• **INPUT DATA**
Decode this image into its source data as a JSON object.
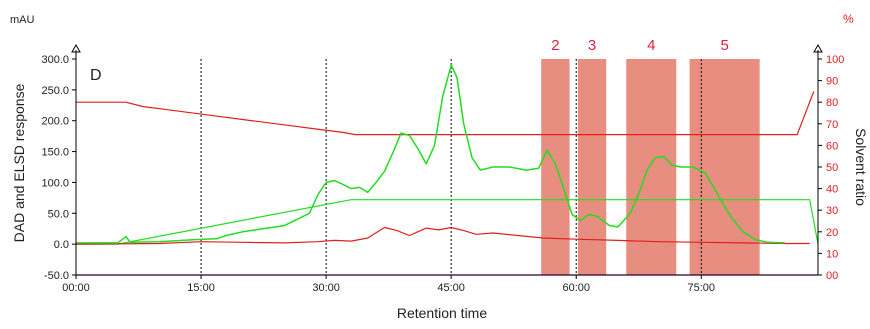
{
  "chart_data": {
    "type": "line",
    "panel_label": "D",
    "xlabel": "Retention time",
    "ylabel_left": "DAD and ELSD response",
    "ylabel_right": "Solvent ratio",
    "unit_left": "mAU",
    "unit_right": "%",
    "xlim_min": [
      0,
      89
    ],
    "ylim_left": [
      -50,
      300
    ],
    "ylim_right": [
      0,
      100
    ],
    "x_ticks": [
      {
        "min": 0,
        "label": "00:00"
      },
      {
        "min": 15,
        "label": "15:00"
      },
      {
        "min": 30,
        "label": "30:00"
      },
      {
        "min": 45,
        "label": "45:00"
      },
      {
        "min": 60,
        "label": "60:00"
      },
      {
        "min": 75,
        "label": "75:00"
      }
    ],
    "y_left_ticks": [
      {
        "v": 300,
        "label": "300.0"
      },
      {
        "v": 250,
        "label": "250.0"
      },
      {
        "v": 200,
        "label": "200.0"
      },
      {
        "v": 150,
        "label": "150.0"
      },
      {
        "v": 100,
        "label": "100.0"
      },
      {
        "v": 50,
        "label": "50.0"
      },
      {
        "v": 0,
        "label": "0.0"
      },
      {
        "v": -50,
        "label": "-50.0"
      }
    ],
    "y_right_ticks": [
      {
        "v": 100,
        "label": "100"
      },
      {
        "v": 90,
        "label": "90"
      },
      {
        "v": 80,
        "label": "80"
      },
      {
        "v": 70,
        "label": "70"
      },
      {
        "v": 60,
        "label": "60"
      },
      {
        "v": 50,
        "label": "50"
      },
      {
        "v": 40,
        "label": "40"
      },
      {
        "v": 30,
        "label": "30"
      },
      {
        "v": 20,
        "label": "20"
      },
      {
        "v": 10,
        "label": "10"
      },
      {
        "v": 0,
        "label": "00"
      }
    ],
    "vertical_gridlines_min": [
      15,
      30,
      45,
      60,
      75
    ],
    "fractions": [
      {
        "label": "2",
        "start": 55.8,
        "end": 59.2
      },
      {
        "label": "3",
        "start": 60.2,
        "end": 63.6
      },
      {
        "label": "4",
        "start": 66.0,
        "end": 72.0
      },
      {
        "label": "5",
        "start": 73.6,
        "end": 82.0
      }
    ],
    "series": [
      {
        "color": "#e02020",
        "axis": "right",
        "values": [
          [
            0,
            80
          ],
          [
            6,
            80
          ],
          [
            8,
            78
          ],
          [
            12,
            76
          ],
          [
            16,
            74
          ],
          [
            20,
            72
          ],
          [
            24,
            70
          ],
          [
            28,
            68
          ],
          [
            32,
            66
          ],
          [
            33.5,
            65
          ],
          [
            40,
            65
          ],
          [
            60,
            65
          ],
          [
            80,
            65
          ],
          [
            86.5,
            65
          ],
          [
            88.5,
            85
          ]
        ]
      },
      {
        "color": "#22dd22",
        "axis": "left",
        "values": [
          [
            0,
            2
          ],
          [
            5,
            2
          ],
          [
            6,
            12
          ],
          [
            6.5,
            3
          ],
          [
            10,
            4
          ],
          [
            14,
            7
          ],
          [
            17,
            9
          ],
          [
            18,
            14
          ],
          [
            20,
            20
          ],
          [
            22,
            24
          ],
          [
            25,
            30
          ],
          [
            28,
            50
          ],
          [
            29,
            80
          ],
          [
            30,
            100
          ],
          [
            31,
            103
          ],
          [
            32,
            97
          ],
          [
            33,
            90
          ],
          [
            34,
            92
          ],
          [
            35,
            84
          ],
          [
            36,
            100
          ],
          [
            37,
            118
          ],
          [
            38,
            148
          ],
          [
            39,
            180
          ],
          [
            40,
            176
          ],
          [
            41,
            155
          ],
          [
            42,
            130
          ],
          [
            43,
            160
          ],
          [
            44,
            240
          ],
          [
            45,
            290
          ],
          [
            45.7,
            270
          ],
          [
            46.5,
            195
          ],
          [
            47.5,
            140
          ],
          [
            48.5,
            120
          ],
          [
            50,
            125
          ],
          [
            52,
            125
          ],
          [
            54,
            120
          ],
          [
            55.5,
            123
          ],
          [
            56.5,
            152
          ],
          [
            57.5,
            130
          ],
          [
            58.5,
            90
          ],
          [
            59.5,
            48
          ],
          [
            60.5,
            38
          ],
          [
            61.5,
            48
          ],
          [
            62.5,
            45
          ],
          [
            64,
            30
          ],
          [
            65,
            28
          ],
          [
            66.5,
            50
          ],
          [
            67.5,
            82
          ],
          [
            68.5,
            120
          ],
          [
            69.5,
            140
          ],
          [
            70.5,
            142
          ],
          [
            71.5,
            128
          ],
          [
            72.5,
            125
          ],
          [
            74,
            125
          ],
          [
            75.5,
            115
          ],
          [
            77,
            80
          ],
          [
            78.5,
            45
          ],
          [
            80,
            20
          ],
          [
            81.5,
            7
          ],
          [
            83,
            3
          ],
          [
            85,
            2
          ]
        ]
      },
      {
        "color": "#22dd22",
        "axis": "left",
        "values": [
          [
            0,
            0
          ],
          [
            5,
            0
          ],
          [
            33,
            72
          ],
          [
            88,
            72
          ],
          [
            89,
            0
          ]
        ]
      },
      {
        "color": "#e02020",
        "axis": "left",
        "values": [
          [
            0,
            0
          ],
          [
            10,
            1
          ],
          [
            15,
            4
          ],
          [
            20,
            3
          ],
          [
            25,
            2
          ],
          [
            29,
            4
          ],
          [
            31,
            6
          ],
          [
            33,
            5
          ],
          [
            35,
            10
          ],
          [
            37,
            27
          ],
          [
            38.5,
            22
          ],
          [
            40,
            14
          ],
          [
            41,
            20
          ],
          [
            42,
            26
          ],
          [
            43.5,
            23
          ],
          [
            45,
            27
          ],
          [
            46.5,
            22
          ],
          [
            48,
            16
          ],
          [
            50,
            18
          ],
          [
            53,
            14
          ],
          [
            56,
            10
          ],
          [
            60,
            8
          ],
          [
            65,
            6
          ],
          [
            70,
            4
          ],
          [
            75,
            3
          ],
          [
            80,
            2
          ],
          [
            85,
            1
          ],
          [
            88,
            1
          ]
        ]
      },
      {
        "color": "#c000c0",
        "axis": "left",
        "values": [
          [
            0,
            -50
          ],
          [
            89,
            -50
          ]
        ]
      }
    ]
  }
}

• **AIM OF THE TASK**
Set the entries down again exactly. Do not include the images.

• **WORKED ANSWER**
Decode this image into its source data as a JSON object.
{
  "chart_data": {
    "type": "line",
    "panel_label": "D",
    "xlabel": "Retention time",
    "ylabel_left": "DAD and ELSD response",
    "ylabel_right": "Solvent ratio",
    "unit_left": "mAU",
    "unit_right": "%",
    "xlim_min": [
      0,
      89
    ],
    "ylim_left": [
      -50,
      300
    ],
    "ylim_right": [
      0,
      100
    ],
    "x_ticks": [
      {
        "min": 0,
        "label": "00:00"
      },
      {
        "min": 15,
        "label": "15:00"
      },
      {
        "min": 30,
        "label": "30:00"
      },
      {
        "min": 45,
        "label": "45:00"
      },
      {
        "min": 60,
        "label": "60:00"
      },
      {
        "min": 75,
        "label": "75:00"
      }
    ],
    "y_left_ticks": [
      {
        "v": 300,
        "label": "300.0"
      },
      {
        "v": 250,
        "label": "250.0"
      },
      {
        "v": 200,
        "label": "200.0"
      },
      {
        "v": 150,
        "label": "150.0"
      },
      {
        "v": 100,
        "label": "100.0"
      },
      {
        "v": 50,
        "label": "50.0"
      },
      {
        "v": 0,
        "label": "0.0"
      },
      {
        "v": -50,
        "label": "-50.0"
      }
    ],
    "y_right_ticks": [
      {
        "v": 100,
        "label": "100"
      },
      {
        "v": 90,
        "label": "90"
      },
      {
        "v": 80,
        "label": "80"
      },
      {
        "v": 70,
        "label": "70"
      },
      {
        "v": 60,
        "label": "60"
      },
      {
        "v": 50,
        "label": "50"
      },
      {
        "v": 40,
        "label": "40"
      },
      {
        "v": 30,
        "label": "30"
      },
      {
        "v": 20,
        "label": "20"
      },
      {
        "v": 10,
        "label": "10"
      },
      {
        "v": 0,
        "label": "00"
      }
    ],
    "vertical_gridlines_min": [
      15,
      30,
      45,
      60,
      75
    ],
    "fractions": [
      {
        "label": "2",
        "start": 55.8,
        "end": 59.2
      },
      {
        "label": "3",
        "start": 60.2,
        "end": 63.6
      },
      {
        "label": "4",
        "start": 66.0,
        "end": 72.0
      },
      {
        "label": "5",
        "start": 73.6,
        "end": 82.0
      }
    ],
    "series": [
      {
        "color": "#e02020",
        "axis": "right",
        "values": [
          [
            0,
            80
          ],
          [
            6,
            80
          ],
          [
            8,
            78
          ],
          [
            12,
            76
          ],
          [
            16,
            74
          ],
          [
            20,
            72
          ],
          [
            24,
            70
          ],
          [
            28,
            68
          ],
          [
            32,
            66
          ],
          [
            33.5,
            65
          ],
          [
            40,
            65
          ],
          [
            60,
            65
          ],
          [
            80,
            65
          ],
          [
            86.5,
            65
          ],
          [
            88.5,
            85
          ]
        ]
      },
      {
        "color": "#22dd22",
        "axis": "left",
        "values": [
          [
            0,
            2
          ],
          [
            5,
            2
          ],
          [
            6,
            12
          ],
          [
            6.5,
            3
          ],
          [
            10,
            4
          ],
          [
            14,
            7
          ],
          [
            17,
            9
          ],
          [
            18,
            14
          ],
          [
            20,
            20
          ],
          [
            22,
            24
          ],
          [
            25,
            30
          ],
          [
            28,
            50
          ],
          [
            29,
            80
          ],
          [
            30,
            100
          ],
          [
            31,
            103
          ],
          [
            32,
            97
          ],
          [
            33,
            90
          ],
          [
            34,
            92
          ],
          [
            35,
            84
          ],
          [
            36,
            100
          ],
          [
            37,
            118
          ],
          [
            38,
            148
          ],
          [
            39,
            180
          ],
          [
            40,
            176
          ],
          [
            41,
            155
          ],
          [
            42,
            130
          ],
          [
            43,
            160
          ],
          [
            44,
            240
          ],
          [
            45,
            290
          ],
          [
            45.7,
            270
          ],
          [
            46.5,
            195
          ],
          [
            47.5,
            140
          ],
          [
            48.5,
            120
          ],
          [
            50,
            125
          ],
          [
            52,
            125
          ],
          [
            54,
            120
          ],
          [
            55.5,
            123
          ],
          [
            56.5,
            152
          ],
          [
            57.5,
            130
          ],
          [
            58.5,
            90
          ],
          [
            59.5,
            48
          ],
          [
            60.5,
            38
          ],
          [
            61.5,
            48
          ],
          [
            62.5,
            45
          ],
          [
            64,
            30
          ],
          [
            65,
            28
          ],
          [
            66.5,
            50
          ],
          [
            67.5,
            82
          ],
          [
            68.5,
            120
          ],
          [
            69.5,
            140
          ],
          [
            70.5,
            142
          ],
          [
            71.5,
            128
          ],
          [
            72.5,
            125
          ],
          [
            74,
            125
          ],
          [
            75.5,
            115
          ],
          [
            77,
            80
          ],
          [
            78.5,
            45
          ],
          [
            80,
            20
          ],
          [
            81.5,
            7
          ],
          [
            83,
            3
          ],
          [
            85,
            2
          ]
        ]
      },
      {
        "color": "#22dd22",
        "axis": "left",
        "values": [
          [
            0,
            0
          ],
          [
            5,
            0
          ],
          [
            33,
            72
          ],
          [
            88,
            72
          ],
          [
            89,
            0
          ]
        ]
      },
      {
        "color": "#e02020",
        "axis": "left",
        "values": [
          [
            0,
            0
          ],
          [
            10,
            1
          ],
          [
            15,
            4
          ],
          [
            20,
            3
          ],
          [
            25,
            2
          ],
          [
            29,
            4
          ],
          [
            31,
            6
          ],
          [
            33,
            5
          ],
          [
            35,
            10
          ],
          [
            37,
            27
          ],
          [
            38.5,
            22
          ],
          [
            40,
            14
          ],
          [
            41,
            20
          ],
          [
            42,
            26
          ],
          [
            43.5,
            23
          ],
          [
            45,
            27
          ],
          [
            46.5,
            22
          ],
          [
            48,
            16
          ],
          [
            50,
            18
          ],
          [
            53,
            14
          ],
          [
            56,
            10
          ],
          [
            60,
            8
          ],
          [
            65,
            6
          ],
          [
            70,
            4
          ],
          [
            75,
            3
          ],
          [
            80,
            2
          ],
          [
            85,
            1
          ],
          [
            88,
            1
          ]
        ]
      },
      {
        "color": "#c000c0",
        "axis": "left",
        "values": [
          [
            0,
            -50
          ],
          [
            89,
            -50
          ]
        ]
      }
    ]
  }
}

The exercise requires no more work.